> Dataset listings of figures:
▬▬▬▬▬▬
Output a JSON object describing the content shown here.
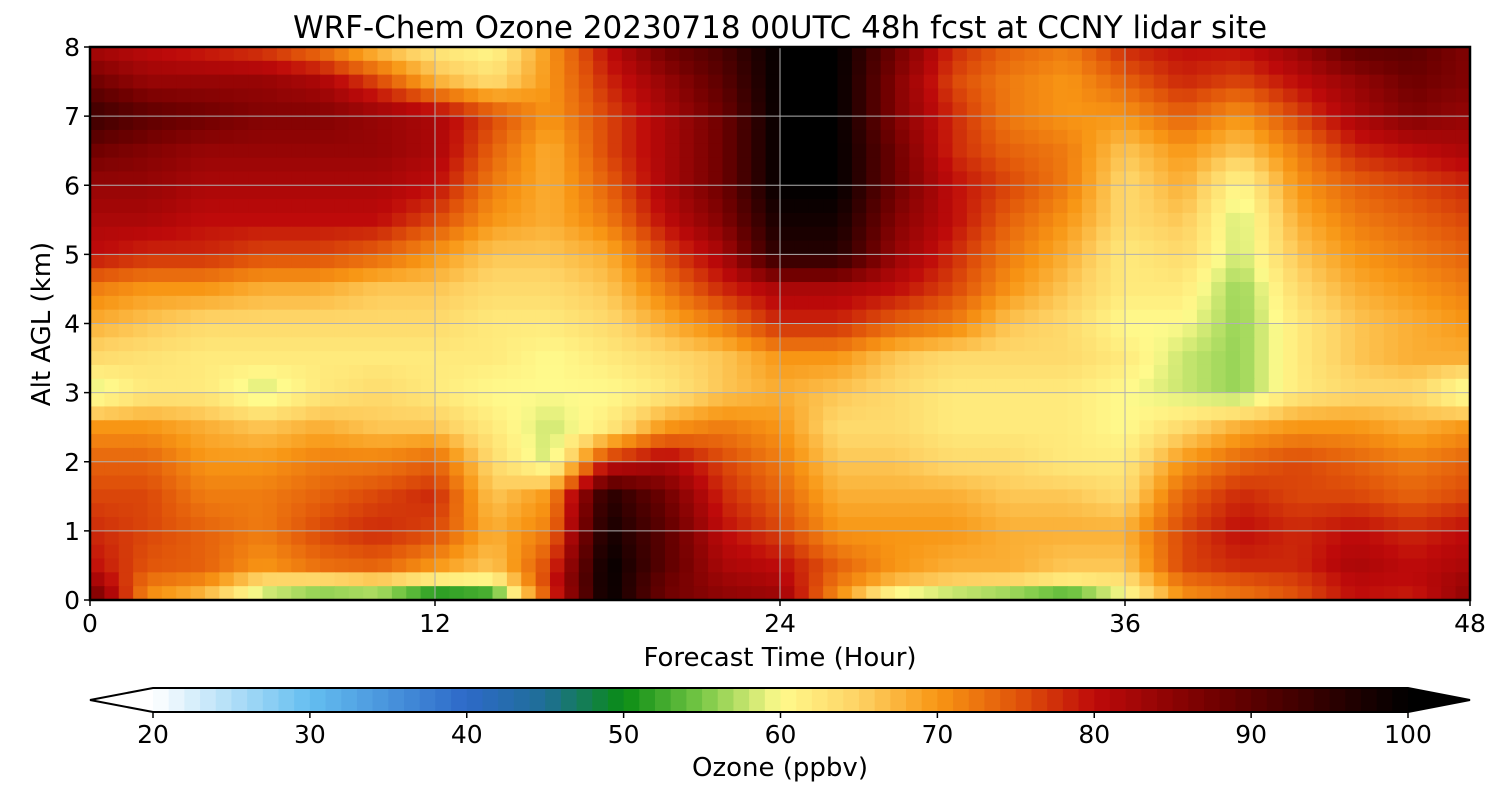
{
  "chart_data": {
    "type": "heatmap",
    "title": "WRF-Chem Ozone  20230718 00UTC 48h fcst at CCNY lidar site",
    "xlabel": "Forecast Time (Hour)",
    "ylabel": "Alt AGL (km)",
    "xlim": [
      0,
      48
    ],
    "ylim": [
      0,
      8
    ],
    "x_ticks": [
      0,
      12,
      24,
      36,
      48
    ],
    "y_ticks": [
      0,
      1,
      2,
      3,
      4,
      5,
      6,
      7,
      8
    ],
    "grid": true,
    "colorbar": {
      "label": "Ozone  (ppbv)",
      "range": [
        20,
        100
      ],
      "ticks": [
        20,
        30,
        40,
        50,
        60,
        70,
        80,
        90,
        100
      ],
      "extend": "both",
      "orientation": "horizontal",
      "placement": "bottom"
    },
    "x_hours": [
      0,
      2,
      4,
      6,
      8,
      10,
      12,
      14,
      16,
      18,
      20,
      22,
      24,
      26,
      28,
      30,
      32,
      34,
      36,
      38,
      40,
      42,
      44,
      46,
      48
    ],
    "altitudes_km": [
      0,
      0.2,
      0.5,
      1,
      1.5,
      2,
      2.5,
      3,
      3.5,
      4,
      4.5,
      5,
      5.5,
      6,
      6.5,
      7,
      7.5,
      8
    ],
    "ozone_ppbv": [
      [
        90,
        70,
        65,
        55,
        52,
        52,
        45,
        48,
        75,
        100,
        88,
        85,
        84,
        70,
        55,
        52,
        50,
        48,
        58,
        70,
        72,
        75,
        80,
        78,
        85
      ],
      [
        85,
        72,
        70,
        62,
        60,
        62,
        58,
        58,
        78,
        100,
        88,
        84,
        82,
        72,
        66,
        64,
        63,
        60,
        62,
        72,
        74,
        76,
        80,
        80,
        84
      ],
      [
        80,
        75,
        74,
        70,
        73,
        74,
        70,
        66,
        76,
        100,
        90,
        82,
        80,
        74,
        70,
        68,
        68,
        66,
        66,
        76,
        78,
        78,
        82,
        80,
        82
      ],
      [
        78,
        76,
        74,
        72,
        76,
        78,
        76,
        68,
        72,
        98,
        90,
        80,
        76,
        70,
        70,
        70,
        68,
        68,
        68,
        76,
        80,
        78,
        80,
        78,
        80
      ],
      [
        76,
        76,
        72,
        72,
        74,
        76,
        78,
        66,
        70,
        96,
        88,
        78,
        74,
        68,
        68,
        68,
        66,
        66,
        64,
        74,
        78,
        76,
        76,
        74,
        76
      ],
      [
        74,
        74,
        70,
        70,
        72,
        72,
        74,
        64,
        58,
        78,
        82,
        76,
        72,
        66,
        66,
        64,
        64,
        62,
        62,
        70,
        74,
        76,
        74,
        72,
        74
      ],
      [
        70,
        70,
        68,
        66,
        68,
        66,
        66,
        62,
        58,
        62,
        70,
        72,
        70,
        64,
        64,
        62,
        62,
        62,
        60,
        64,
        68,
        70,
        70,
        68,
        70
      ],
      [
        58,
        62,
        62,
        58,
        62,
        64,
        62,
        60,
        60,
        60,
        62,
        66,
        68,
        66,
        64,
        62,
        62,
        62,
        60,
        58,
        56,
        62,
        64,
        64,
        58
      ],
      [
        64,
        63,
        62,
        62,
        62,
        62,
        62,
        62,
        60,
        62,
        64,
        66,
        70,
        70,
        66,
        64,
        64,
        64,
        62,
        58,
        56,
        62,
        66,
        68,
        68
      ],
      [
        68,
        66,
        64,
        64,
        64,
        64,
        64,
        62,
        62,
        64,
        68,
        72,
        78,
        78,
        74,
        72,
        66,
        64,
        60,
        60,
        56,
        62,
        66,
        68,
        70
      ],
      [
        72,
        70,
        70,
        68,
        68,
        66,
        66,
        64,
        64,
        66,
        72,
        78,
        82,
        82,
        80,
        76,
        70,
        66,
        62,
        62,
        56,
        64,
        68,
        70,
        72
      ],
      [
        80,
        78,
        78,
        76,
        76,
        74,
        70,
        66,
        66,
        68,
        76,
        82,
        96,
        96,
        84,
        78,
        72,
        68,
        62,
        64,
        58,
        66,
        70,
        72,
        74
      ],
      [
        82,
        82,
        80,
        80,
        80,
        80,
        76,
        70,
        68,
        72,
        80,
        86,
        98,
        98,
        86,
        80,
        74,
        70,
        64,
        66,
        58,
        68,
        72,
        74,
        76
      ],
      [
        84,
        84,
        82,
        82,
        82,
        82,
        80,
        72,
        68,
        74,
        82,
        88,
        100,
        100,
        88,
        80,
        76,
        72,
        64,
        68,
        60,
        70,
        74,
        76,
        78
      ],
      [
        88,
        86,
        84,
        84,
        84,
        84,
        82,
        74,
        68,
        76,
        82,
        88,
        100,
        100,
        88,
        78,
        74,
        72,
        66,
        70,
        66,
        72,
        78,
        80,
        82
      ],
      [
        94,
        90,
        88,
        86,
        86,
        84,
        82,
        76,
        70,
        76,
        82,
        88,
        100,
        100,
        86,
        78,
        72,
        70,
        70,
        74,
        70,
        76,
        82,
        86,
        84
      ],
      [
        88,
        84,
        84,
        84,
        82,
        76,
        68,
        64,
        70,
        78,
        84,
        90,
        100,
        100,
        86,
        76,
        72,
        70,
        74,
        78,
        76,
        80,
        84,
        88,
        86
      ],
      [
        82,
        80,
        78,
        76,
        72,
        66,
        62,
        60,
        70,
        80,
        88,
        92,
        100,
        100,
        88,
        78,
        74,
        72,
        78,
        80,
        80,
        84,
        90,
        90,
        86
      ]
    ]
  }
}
▬▬▬▬▬▬
> Requirement: Retype the listing exactly. Pictures do not belong in the copy.

> The response:
Output a JSON object describing the content shown here.
{
  "chart_data": {
    "type": "heatmap",
    "title": "WRF-Chem Ozone  20230718 00UTC 48h fcst at CCNY lidar site",
    "xlabel": "Forecast Time (Hour)",
    "ylabel": "Alt AGL (km)",
    "xlim": [
      0,
      48
    ],
    "ylim": [
      0,
      8
    ],
    "x_ticks": [
      0,
      12,
      24,
      36,
      48
    ],
    "y_ticks": [
      0,
      1,
      2,
      3,
      4,
      5,
      6,
      7,
      8
    ],
    "grid": true,
    "colorbar": {
      "label": "Ozone  (ppbv)",
      "range": [
        20,
        100
      ],
      "ticks": [
        20,
        30,
        40,
        50,
        60,
        70,
        80,
        90,
        100
      ],
      "extend": "both",
      "orientation": "horizontal",
      "placement": "bottom"
    },
    "x_hours": [
      0,
      2,
      4,
      6,
      8,
      10,
      12,
      14,
      16,
      18,
      20,
      22,
      24,
      26,
      28,
      30,
      32,
      34,
      36,
      38,
      40,
      42,
      44,
      46,
      48
    ],
    "altitudes_km": [
      0,
      0.2,
      0.5,
      1,
      1.5,
      2,
      2.5,
      3,
      3.5,
      4,
      4.5,
      5,
      5.5,
      6,
      6.5,
      7,
      7.5,
      8
    ],
    "ozone_ppbv": [
      [
        90,
        70,
        65,
        55,
        52,
        52,
        45,
        48,
        75,
        100,
        88,
        85,
        84,
        70,
        55,
        52,
        50,
        48,
        58,
        70,
        72,
        75,
        80,
        78,
        85
      ],
      [
        85,
        72,
        70,
        62,
        60,
        62,
        58,
        58,
        78,
        100,
        88,
        84,
        82,
        72,
        66,
        64,
        63,
        60,
        62,
        72,
        74,
        76,
        80,
        80,
        84
      ],
      [
        80,
        75,
        74,
        70,
        73,
        74,
        70,
        66,
        76,
        100,
        90,
        82,
        80,
        74,
        70,
        68,
        68,
        66,
        66,
        76,
        78,
        78,
        82,
        80,
        82
      ],
      [
        78,
        76,
        74,
        72,
        76,
        78,
        76,
        68,
        72,
        98,
        90,
        80,
        76,
        70,
        70,
        70,
        68,
        68,
        68,
        76,
        80,
        78,
        80,
        78,
        80
      ],
      [
        76,
        76,
        72,
        72,
        74,
        76,
        78,
        66,
        70,
        96,
        88,
        78,
        74,
        68,
        68,
        68,
        66,
        66,
        64,
        74,
        78,
        76,
        76,
        74,
        76
      ],
      [
        74,
        74,
        70,
        70,
        72,
        72,
        74,
        64,
        58,
        78,
        82,
        76,
        72,
        66,
        66,
        64,
        64,
        62,
        62,
        70,
        74,
        76,
        74,
        72,
        74
      ],
      [
        70,
        70,
        68,
        66,
        68,
        66,
        66,
        62,
        58,
        62,
        70,
        72,
        70,
        64,
        64,
        62,
        62,
        62,
        60,
        64,
        68,
        70,
        70,
        68,
        70
      ],
      [
        58,
        62,
        62,
        58,
        62,
        64,
        62,
        60,
        60,
        60,
        62,
        66,
        68,
        66,
        64,
        62,
        62,
        62,
        60,
        58,
        56,
        62,
        64,
        64,
        58
      ],
      [
        64,
        63,
        62,
        62,
        62,
        62,
        62,
        62,
        60,
        62,
        64,
        66,
        70,
        70,
        66,
        64,
        64,
        64,
        62,
        58,
        56,
        62,
        66,
        68,
        68
      ],
      [
        68,
        66,
        64,
        64,
        64,
        64,
        64,
        62,
        62,
        64,
        68,
        72,
        78,
        78,
        74,
        72,
        66,
        64,
        60,
        60,
        56,
        62,
        66,
        68,
        70
      ],
      [
        72,
        70,
        70,
        68,
        68,
        66,
        66,
        64,
        64,
        66,
        72,
        78,
        82,
        82,
        80,
        76,
        70,
        66,
        62,
        62,
        56,
        64,
        68,
        70,
        72
      ],
      [
        80,
        78,
        78,
        76,
        76,
        74,
        70,
        66,
        66,
        68,
        76,
        82,
        96,
        96,
        84,
        78,
        72,
        68,
        62,
        64,
        58,
        66,
        70,
        72,
        74
      ],
      [
        82,
        82,
        80,
        80,
        80,
        80,
        76,
        70,
        68,
        72,
        80,
        86,
        98,
        98,
        86,
        80,
        74,
        70,
        64,
        66,
        58,
        68,
        72,
        74,
        76
      ],
      [
        84,
        84,
        82,
        82,
        82,
        82,
        80,
        72,
        68,
        74,
        82,
        88,
        100,
        100,
        88,
        80,
        76,
        72,
        64,
        68,
        60,
        70,
        74,
        76,
        78
      ],
      [
        88,
        86,
        84,
        84,
        84,
        84,
        82,
        74,
        68,
        76,
        82,
        88,
        100,
        100,
        88,
        78,
        74,
        72,
        66,
        70,
        66,
        72,
        78,
        80,
        82
      ],
      [
        94,
        90,
        88,
        86,
        86,
        84,
        82,
        76,
        70,
        76,
        82,
        88,
        100,
        100,
        86,
        78,
        72,
        70,
        70,
        74,
        70,
        76,
        82,
        86,
        84
      ],
      [
        88,
        84,
        84,
        84,
        82,
        76,
        68,
        64,
        70,
        78,
        84,
        90,
        100,
        100,
        86,
        76,
        72,
        70,
        74,
        78,
        76,
        80,
        84,
        88,
        86
      ],
      [
        82,
        80,
        78,
        76,
        72,
        66,
        62,
        60,
        70,
        80,
        88,
        92,
        100,
        100,
        88,
        78,
        74,
        72,
        78,
        80,
        80,
        84,
        90,
        90,
        86
      ]
    ]
  }
}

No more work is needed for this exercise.